**Task description:** Extract each line of the data and write it out again exactly.

**The records:**
────────
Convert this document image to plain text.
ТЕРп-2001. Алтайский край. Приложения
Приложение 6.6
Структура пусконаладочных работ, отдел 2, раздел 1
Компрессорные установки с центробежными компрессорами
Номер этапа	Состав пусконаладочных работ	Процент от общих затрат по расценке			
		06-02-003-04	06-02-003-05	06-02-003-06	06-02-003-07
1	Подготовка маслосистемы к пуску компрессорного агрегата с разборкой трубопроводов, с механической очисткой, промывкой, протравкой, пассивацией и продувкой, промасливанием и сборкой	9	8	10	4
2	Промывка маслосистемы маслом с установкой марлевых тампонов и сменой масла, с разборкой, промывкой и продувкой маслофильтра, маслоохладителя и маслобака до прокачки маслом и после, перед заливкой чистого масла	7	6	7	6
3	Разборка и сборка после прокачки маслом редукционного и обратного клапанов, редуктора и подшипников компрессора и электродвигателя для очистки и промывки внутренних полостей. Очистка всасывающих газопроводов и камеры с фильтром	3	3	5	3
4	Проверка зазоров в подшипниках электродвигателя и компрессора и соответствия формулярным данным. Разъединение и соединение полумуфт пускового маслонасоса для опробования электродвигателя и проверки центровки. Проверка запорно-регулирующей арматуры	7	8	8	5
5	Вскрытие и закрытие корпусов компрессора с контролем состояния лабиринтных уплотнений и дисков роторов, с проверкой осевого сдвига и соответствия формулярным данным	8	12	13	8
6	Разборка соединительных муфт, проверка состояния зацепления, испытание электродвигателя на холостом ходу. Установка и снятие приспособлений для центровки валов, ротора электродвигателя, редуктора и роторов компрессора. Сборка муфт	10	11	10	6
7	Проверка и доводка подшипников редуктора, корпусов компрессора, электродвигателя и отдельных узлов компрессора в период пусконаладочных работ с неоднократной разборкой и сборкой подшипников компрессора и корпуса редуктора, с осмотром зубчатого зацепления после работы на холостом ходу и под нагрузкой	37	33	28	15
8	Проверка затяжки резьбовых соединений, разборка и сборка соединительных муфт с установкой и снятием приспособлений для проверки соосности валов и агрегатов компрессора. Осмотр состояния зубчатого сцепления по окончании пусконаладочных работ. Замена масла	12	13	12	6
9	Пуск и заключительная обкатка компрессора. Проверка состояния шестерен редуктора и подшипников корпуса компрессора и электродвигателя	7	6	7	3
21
────────
**Task answer:**
Convert this document image to plain text.
ТЕРп-2001. Алтайский край. Приложения
Приложение 6.6
Структура пусконаладочных работ, отдел 2, раздел 1
Компрессорные установки с центробежными компрессорами
Номер этапа	Состав пусконаладочных работ	Процент от общих затрат по расценке			
		06-02-003-04	06-02-003-05	06-02-003-06	06-02-003-07
1	Подготовка маслосистемы к пуску компрессорного агрегата с разборкой трубопроводов, с механической очисткой, промывкой, протравкой, пассивацией и продувкой, промасливанием и сборкой	9	8	10	4
2	Промывка маслосистемы маслом с установкой марлевых тампонов и сменой масла, с разборкой, промывкой и продувкой маслофильтра, маслоохладителя и маслобака до прокачки маслом и после, перед заливкой чистого масла	7	6	7	6
3	Разборка и сборка после прокачки маслом редукционного и обратного клапанов, редуктора и подшипников компрессора и электродвигателя для очистки и промывки внутренних полостей. Очистка всасывающих газопроводов и камеры с фильтром	3	3	5	3
4	Проверка зазоров в подшипниках электродвигателя и компрессора и соответствия формулярным данным. Разъединение и соединение полумуфт пускового маслонасоса для опробования электродвигателя и проверки центровки. Проверка запорно-регулирующей арматуры	7	8	8	5
5	Вскрытие и закрытие корпусов компрессора с контролем состояния лабиринтных уплотнений и дисков роторов, с проверкой осевого сдвига и соответствия формулярным данным	8	12	13	8
6	Разборка соединительных муфт, проверка состояния зацепления, испытание электродвигателя на холостом ходу. Установка и снятие приспособлений для центровки валов, ротора электродвигателя, редуктора и роторов компрессора. Сборка муфт	10	11	10	6
7	Проверка и доводка подшипников редуктора, корпусов компрессора, электродвигателя и отдельных узлов компрессора в период пусконаладочных работ с неоднократной разборкой и сборкой подшипников компрессора и корпуса редуктора, с осмотром зубчатого зацепления после работы на холостом ходу и под нагрузкой	37	33	28	15
8	Проверка затяжки резьбовых соединений, разборка и сборка соединительных муфт с установкой и снятием приспособлений для проверки соосности валов и агрегатов компрессора. Осмотр состояния зубчатого сцепления по окончании пусконаладочных работ. Замена масла	12	13	12	6
9	Пуск и заключительная обкатка компрессора. Проверка состояния шестерен редуктора и подшипников корпуса компрессора и электродвигателя	7	6	7	3
21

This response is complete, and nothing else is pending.